— begin —

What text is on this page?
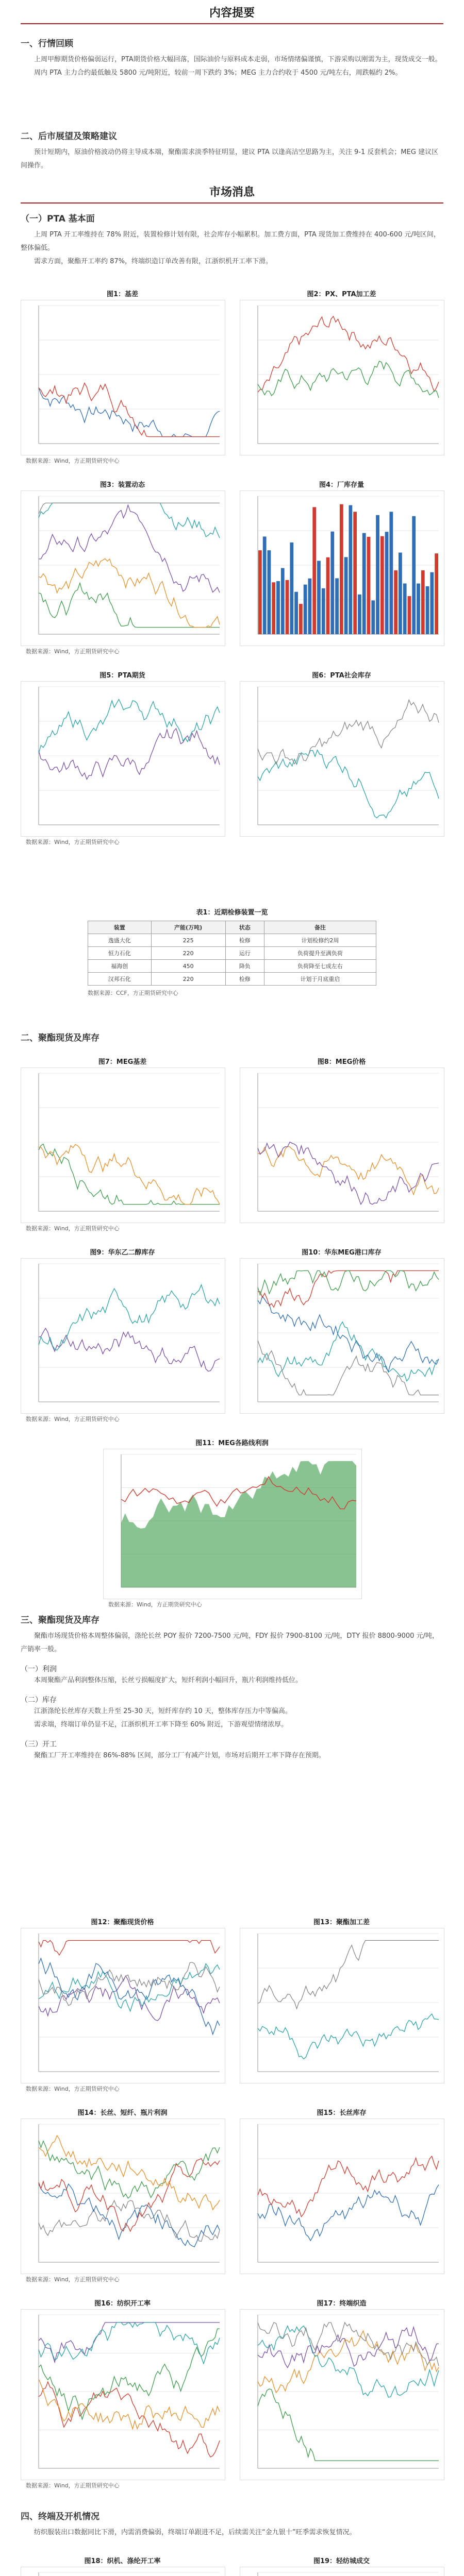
内容提要
一、行情回顾
上周甲醇期货价格偏弱运行，PTA期货价格大幅回落，国际油价与原料成本走弱，市场情绪偏谨慎，下游采购以刚需为主，现货成交一般。
周内 PTA 主力合约最低触及 5800 元/吨附近，较前一周下跌约 3%；MEG 主力合约收于 4500 元/吨左右，周跌幅约 2%。
二、后市展望及策略建议
预计短期内，原油价格波动仍将主导成本端，聚酯需求淡季特征明显，建议 PTA 以逢高沽空思路为主，关注 9-1 反套机会；MEG 建议区间操作。
市场消息
（一）PTA 基本面
上周 PTA 开工率维持在 78% 附近，装置检修计划有限，社会库存小幅累积。加工费方面，PTA 现货加工费维持在 400-600 元/吨区间，整体偏低。
需求方面，聚酯开工率约 87%，终端织造订单改善有限，江浙织机开工率下滑。
图1：基差
数据来源：Wind，方正期货研究中心
图2：PX、PTA加工差
图3：装置动态
数据来源：Wind，方正期货研究中心
图4：厂库存量
图5：PTA期货
数据来源：Wind，方正期货研究中心
图6：PTA社会库存
表1：近期检修装置一览
装置	产能(万吨)	状态	备注
逸盛大化	225	检修	计划检修约2周
恒力石化	220	运行	负荷提升至满负荷
福海创	450	降负	负荷降至七成左右
汉邦石化	220	检修	计划于月底重启
数据来源：CCF，方正期货研究中心
二、聚酯现货及库存
图7：MEG基差
数据来源：Wind，方正期货研究中心
图8：MEG价格
图9：华东乙二醇库存
数据来源：Wind，方正期货研究中心
图10：华东MEG港口库存
图11：MEG各路线利润
数据来源：Wind，方正期货研究中心
三、聚酯现货及库存
聚酯市场现货价格本周整体偏弱，涤纶长丝 POY 报价 7200-7500 元/吨，FDY 报价 7900-8100 元/吨，DTY 报价 8800-9000 元/吨，产销率一般。
（一）利润
本周聚酯产品利润整体压缩，长丝亏损幅度扩大，短纤利润小幅回升，瓶片利润维持低位。
（二）库存
江浙涤纶长丝库存天数上升至 25-30 天，短纤库存约 10 天，整体库存压力中等偏高。
需求端，终端订单仍显不足，江浙织机开工率下降至 60% 附近，下游观望情绪浓厚。
（三）开工
聚酯工厂开工率维持在 86%-88% 区间，部分工厂有减产计划，市场对后期开工率下降存在预期。
图12：聚酯现货价格
数据来源：Wind，方正期货研究中心
图13：聚酯加工差
图14：长丝、短纤、瓶片利润
数据来源：Wind，方正期货研究中心
图15：长丝库存
图16：纺织开工率
数据来源：Wind，方正期货研究中心
图17：终端织造
四、终端及开机情况
纺织服装出口数据同比下滑，内需消费偏弱，终端订单跟进不足，后续需关注“金九银十”旺季需求恢复情况。
图18：织机、涤纶开工率	图19：轻纺城成交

— end —

Repeat the full listing above exactly, with no pictures in the copy.

What text is on this page?
内容提要
一、行情回顾
上周甲醇期货价格偏弱运行，PTA期货价格大幅回落，国际油价与原料成本走弱，市场情绪偏谨慎，下游采购以刚需为主，现货成交一般。
周内 PTA 主力合约最低触及 5800 元/吨附近，较前一周下跌约 3%；MEG 主力合约收于 4500 元/吨左右，周跌幅约 2%。
二、后市展望及策略建议
预计短期内，原油价格波动仍将主导成本端，聚酯需求淡季特征明显，建议 PTA 以逢高沽空思路为主，关注 9-1 反套机会；MEG 建议区间操作。
市场消息
（一）PTA 基本面
上周 PTA 开工率维持在 78% 附近，装置检修计划有限，社会库存小幅累积。加工费方面，PTA 现货加工费维持在 400-600 元/吨区间，整体偏低。
需求方面，聚酯开工率约 87%，终端织造订单改善有限，江浙织机开工率下滑。
图1：基差
数据来源：Wind，方正期货研究中心
图2：PX、PTA加工差
图3：装置动态
数据来源：Wind，方正期货研究中心
图4：厂库存量
图5：PTA期货
数据来源：Wind，方正期货研究中心
图6：PTA社会库存
表1：近期检修装置一览
装置	产能(万吨)	状态	备注
逸盛大化	225	检修	计划检修约2周
恒力石化	220	运行	负荷提升至满负荷
福海创	450	降负	负荷降至七成左右
汉邦石化	220	检修	计划于月底重启
数据来源：CCF，方正期货研究中心
二、聚酯现货及库存
图7：MEG基差
数据来源：Wind，方正期货研究中心
图8：MEG价格
图9：华东乙二醇库存
数据来源：Wind，方正期货研究中心
图10：华东MEG港口库存
图11：MEG各路线利润
数据来源：Wind，方正期货研究中心
三、聚酯现货及库存
聚酯市场现货价格本周整体偏弱，涤纶长丝 POY 报价 7200-7500 元/吨，FDY 报价 7900-8100 元/吨，DTY 报价 8800-9000 元/吨，产销率一般。
（一）利润
本周聚酯产品利润整体压缩，长丝亏损幅度扩大，短纤利润小幅回升，瓶片利润维持低位。
（二）库存
江浙涤纶长丝库存天数上升至 25-30 天，短纤库存约 10 天，整体库存压力中等偏高。
需求端，终端订单仍显不足，江浙织机开工率下降至 60% 附近，下游观望情绪浓厚。
（三）开工
聚酯工厂开工率维持在 86%-88% 区间，部分工厂有减产计划，市场对后期开工率下降存在预期。
图12：聚酯现货价格
数据来源：Wind，方正期货研究中心
图13：聚酯加工差
图14：长丝、短纤、瓶片利润
数据来源：Wind，方正期货研究中心
图15：长丝库存
图16：纺织开工率
数据来源：Wind，方正期货研究中心
图17：终端织造
四、终端及开机情况
纺织服装出口数据同比下滑，内需消费偏弱，终端订单跟进不足，后续需关注“金九银十”旺季需求恢复情况。
图18：织机、涤纶开工率	图19：轻纺城成交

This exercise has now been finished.